-------- ENTRIES PROVIDED

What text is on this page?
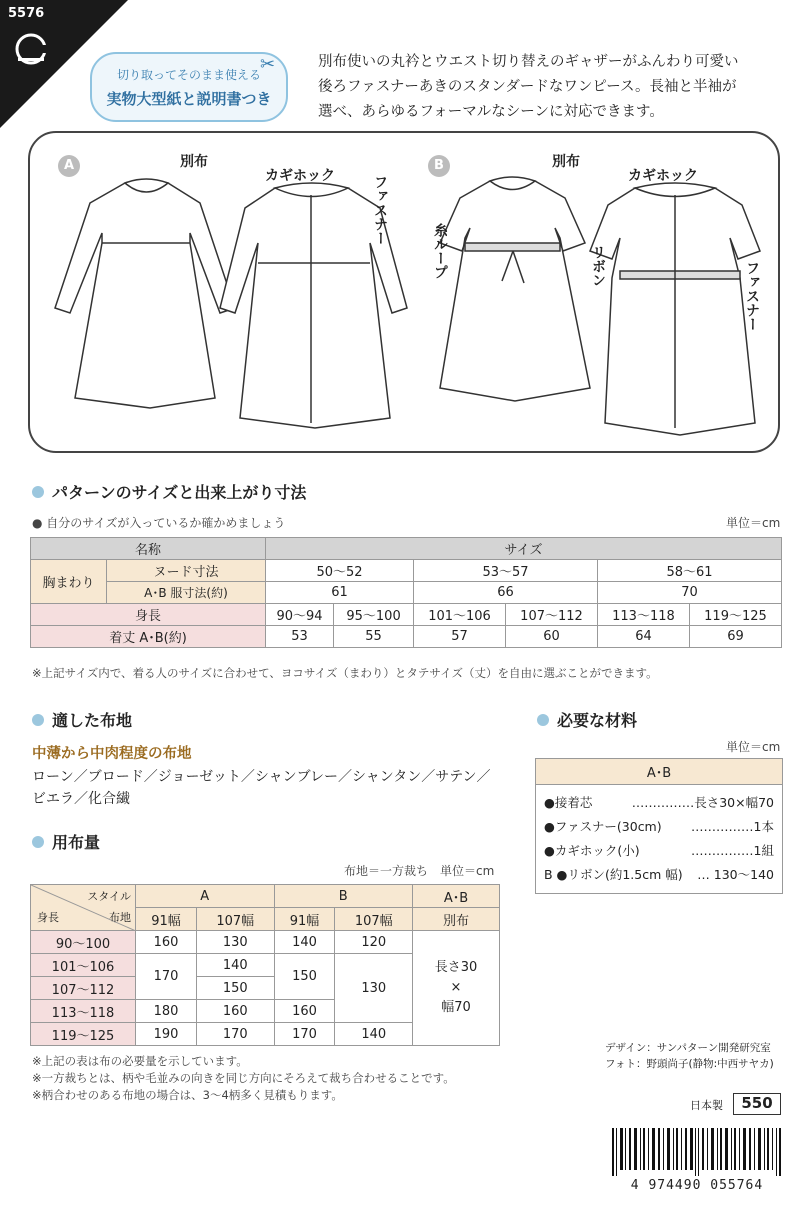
5576
切り取ってそのまま使える
実物大型紙と説明書つき
✂	別布使いの丸衿とウエスト切り替えのギャザーがふんわり可愛い
後ろファスナーあきのスタンダードなワンピース。長袖と半袖が
選べ、あらゆるフォーマルなシーンに対応できます。
A	B
別布
カギホック	ファスナー
別布
カギホック
糸ループ	リボン	ファスナー
パターンのサイズと出来上がり寸法
● 自分のサイズが入っているか確かめましょう	単位＝cm
名称		サイズ					
胸まわり	ヌード寸法	50〜52		53〜57		58〜61	
	A･B 服寸法(約)	61		66		70	
身長		90〜94	95〜100	101〜106	107〜112	113〜118	119〜125
着丈 A･B(約)		53	55	57	60	64	69
※上記サイズ内で、着る人のサイズに合わせて、ヨコサイズ（まわり）とタテサイズ（丈）を自由に選ぶことができます。
適した布地
中薄から中肉程度の布地
ローン／ブロード／ジョーゼット／シャンブレー／シャンタン／サテン／
ビエラ／化合繊
必要な材料
単位＝cm
A･B
●接着芯	……………長さ30×幅70
●ファスナー(30cm) ……………1本
●カギホック(小)	……………1組
B ●リボン(約1.5cm 幅) … 130〜140
用布量
布地＝一方裁ち　単位＝cm
スタイル
布地
身長	A		B		A･B
	91幅	107幅	91幅	107幅	別布
90〜100	160	130	140	120	長さ30
×
幅70

101〜106	170	140	150	130	
107〜112		150			
113〜118	180	160	160		
119〜125	190	170	170	140	
※上記の表は布の必要量を示しています。
※一方裁ちとは、柄や毛並みの向きを同じ方向にそろえて裁ち合わせることです。
※柄合わせのある布地の場合は、3〜4柄多く見積もります。
デザイン：サンパターン開発研究室
フォト：野頭尚子(静物:中西サヤカ)
日本製	550
4 974490 055764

----------------

**EXERCISE REQUIREMENTS**
Write out the listing above exactly as it stands, pictures excluded.

**THE RESPONSE**
What text is on this page?
5576
切り取ってそのまま使える
実物大型紙と説明書つき
✂	別布使いの丸衿とウエスト切り替えのギャザーがふんわり可愛い
後ろファスナーあきのスタンダードなワンピース。長袖と半袖が
選べ、あらゆるフォーマルなシーンに対応できます。
A	B
別布
カギホック	ファスナー
別布
カギホック
糸ループ	リボン	ファスナー
パターンのサイズと出来上がり寸法
● 自分のサイズが入っているか確かめましょう	単位＝cm
名称		サイズ					
胸まわり	ヌード寸法	50〜52		53〜57		58〜61	
	A･B 服寸法(約)	61		66		70	
身長		90〜94	95〜100	101〜106	107〜112	113〜118	119〜125
着丈 A･B(約)		53	55	57	60	64	69
※上記サイズ内で、着る人のサイズに合わせて、ヨコサイズ（まわり）とタテサイズ（丈）を自由に選ぶことができます。
適した布地
中薄から中肉程度の布地
ローン／ブロード／ジョーゼット／シャンブレー／シャンタン／サテン／
ビエラ／化合繊
必要な材料
単位＝cm
A･B
●接着芯	……………長さ30×幅70
●ファスナー(30cm) ……………1本
●カギホック(小)	……………1組
B ●リボン(約1.5cm 幅) … 130〜140
用布量
布地＝一方裁ち　単位＝cm
スタイル
布地
身長	A		B		A･B
	91幅	107幅	91幅	107幅	別布
90〜100	160	130	140	120	長さ30
×
幅70

101〜106	170	140	150	130	
107〜112		150			
113〜118	180	160	160		
119〜125	190	170	170	140	
※上記の表は布の必要量を示しています。
※一方裁ちとは、柄や毛並みの向きを同じ方向にそろえて裁ち合わせることです。
※柄合わせのある布地の場合は、3〜4柄多く見積もります。
デザイン：サンパターン開発研究室
フォト：野頭尚子(静物:中西サヤカ)
日本製	550
4 974490 055764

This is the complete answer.